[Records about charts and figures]
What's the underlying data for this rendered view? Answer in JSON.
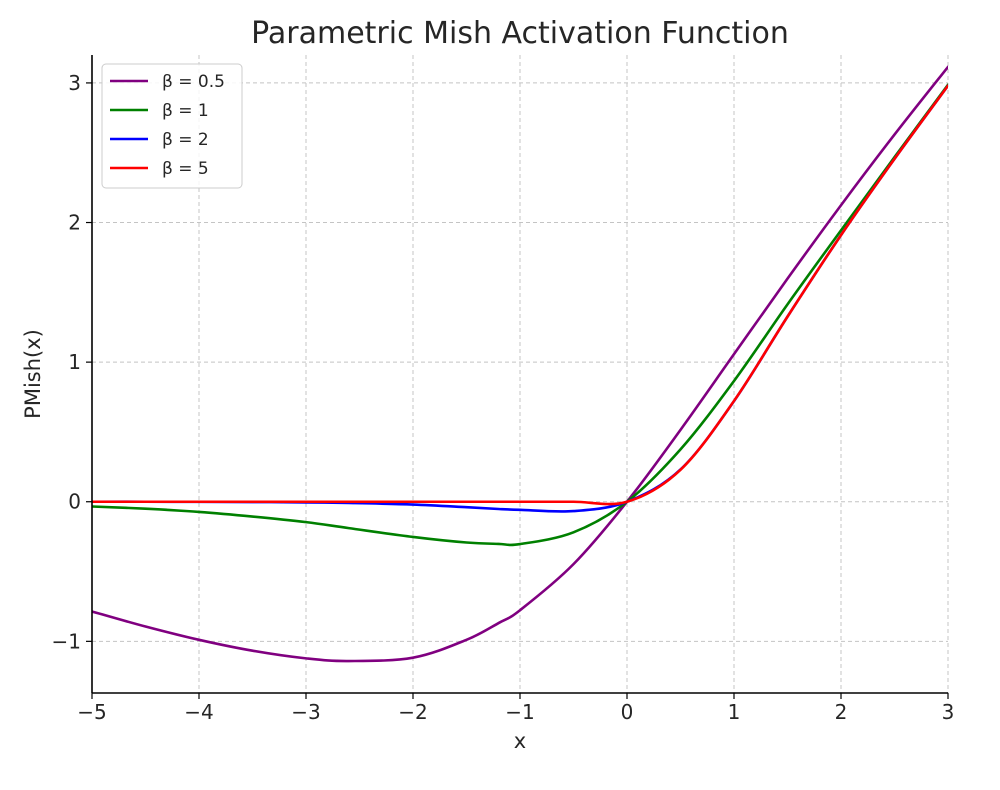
{
  "chart_data": {
    "type": "line",
    "title": "Parametric Mish Activation Function",
    "xlabel": "x",
    "ylabel": "PMish(x)",
    "xlim": [
      -5,
      3
    ],
    "ylim": [
      -1.37,
      3.2
    ],
    "grid": true,
    "legend_position": "top-left",
    "x_ticks": [
      -5,
      -4,
      -3,
      -2,
      -1,
      0,
      1,
      2,
      3
    ],
    "x_tick_labels": [
      "−5",
      "−4",
      "−3",
      "−2",
      "−1",
      "0",
      "1",
      "2",
      "3"
    ],
    "y_ticks": [
      -1,
      0,
      1,
      2,
      3
    ],
    "y_tick_labels": [
      "−1",
      "0",
      "1",
      "2",
      "3"
    ],
    "x": [
      -5,
      -4.5,
      -4,
      -3.5,
      -3,
      -2.6,
      -2,
      -1.5,
      -1.2,
      -1,
      -0.5,
      0,
      0.5,
      1,
      1.5,
      2,
      2.5,
      3
    ],
    "series": [
      {
        "name": "β = 0.5",
        "color": "#800080",
        "values": [
          -0.786,
          -0.894,
          -0.989,
          -1.067,
          -1.122,
          -1.141,
          -1.117,
          -0.989,
          -0.869,
          -0.777,
          -0.447,
          0.0,
          0.515,
          1.057,
          1.598,
          2.124,
          2.63,
          3.115
        ]
      },
      {
        "name": "β = 1",
        "color": "#008000",
        "values": [
          -0.034,
          -0.05,
          -0.073,
          -0.106,
          -0.146,
          -0.189,
          -0.252,
          -0.292,
          -0.302,
          -0.303,
          -0.219,
          0.0,
          0.375,
          0.865,
          1.414,
          1.944,
          2.468,
          2.987
        ]
      },
      {
        "name": "β = 2",
        "color": "#0000ff",
        "values": [
          0.0,
          0.0,
          -0.001,
          -0.002,
          -0.005,
          -0.009,
          -0.02,
          -0.039,
          -0.052,
          -0.058,
          -0.067,
          0.0,
          0.231,
          0.721,
          1.326,
          1.91,
          2.456,
          2.98
        ]
      },
      {
        "name": "β = 5",
        "color": "#ff0000",
        "values": [
          0.0,
          0.0,
          0.0,
          0.0,
          0.0,
          0.0,
          0.0,
          0.0,
          0.0,
          0.0,
          0.0,
          0.0,
          0.229,
          0.722,
          1.326,
          1.91,
          2.456,
          2.98
        ]
      }
    ]
  }
}
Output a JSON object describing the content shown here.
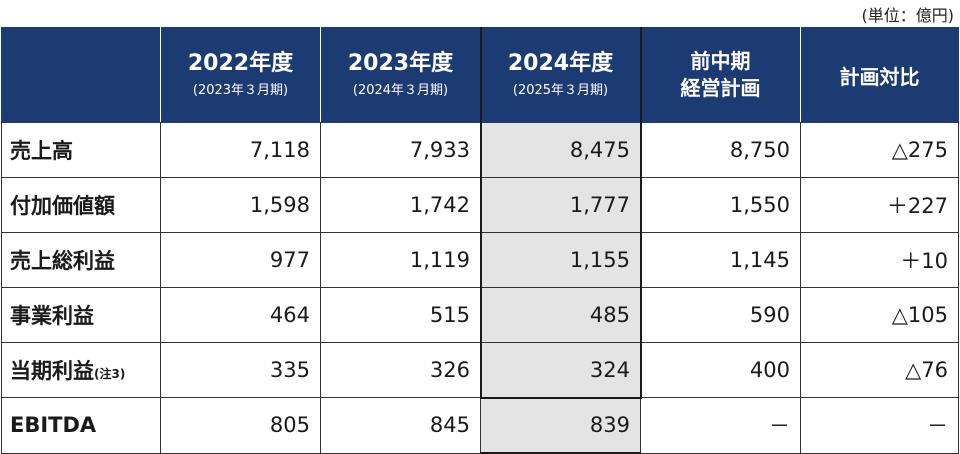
{
  "unit_note": "(単位：億円)",
  "header": {
    "col1_year": "2022年度",
    "col1_sub": "(2023年３月期)",
    "col2_year": "2023年度",
    "col2_sub": "(2024年３月期)",
    "col3_year": "2024年度",
    "col3_sub": "(2025年３月期)",
    "col4_line1": "前中期",
    "col4_line2": "経営計画",
    "col5": "計画対比"
  },
  "rows": [
    {
      "label": "売上高",
      "note": "",
      "v1": "7,118",
      "v2": "7,933",
      "v3": "8,475",
      "v4": "8,750",
      "v5": "△275"
    },
    {
      "label": "付加価値額",
      "note": "",
      "v1": "1,598",
      "v2": "1,742",
      "v3": "1,777",
      "v4": "1,550",
      "v5": "＋227"
    },
    {
      "label": "売上総利益",
      "note": "",
      "v1": "977",
      "v2": "1,119",
      "v3": "1,155",
      "v4": "1,145",
      "v5": "＋10"
    },
    {
      "label": "事業利益",
      "note": "",
      "v1": "464",
      "v2": "515",
      "v3": "485",
      "v4": "590",
      "v5": "△105"
    },
    {
      "label": "当期利益",
      "note": "(注3)",
      "v1": "335",
      "v2": "326",
      "v3": "324",
      "v4": "400",
      "v5": "△76"
    },
    {
      "label": "EBITDA",
      "note": "",
      "v1": "805",
      "v2": "845",
      "v3": "839",
      "v4": "－",
      "v5": "－"
    }
  ],
  "colors": {
    "header_bg": "#1d3b73",
    "highlight_bg": "#e4e4e4"
  }
}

▸ **Task requirements**: Return every line holding the word "JSON" from the records.

▸ **Written solution**:
What's the underlying data for this rendered view? Answer in JSON.
Output a JSON object describing the content shown here.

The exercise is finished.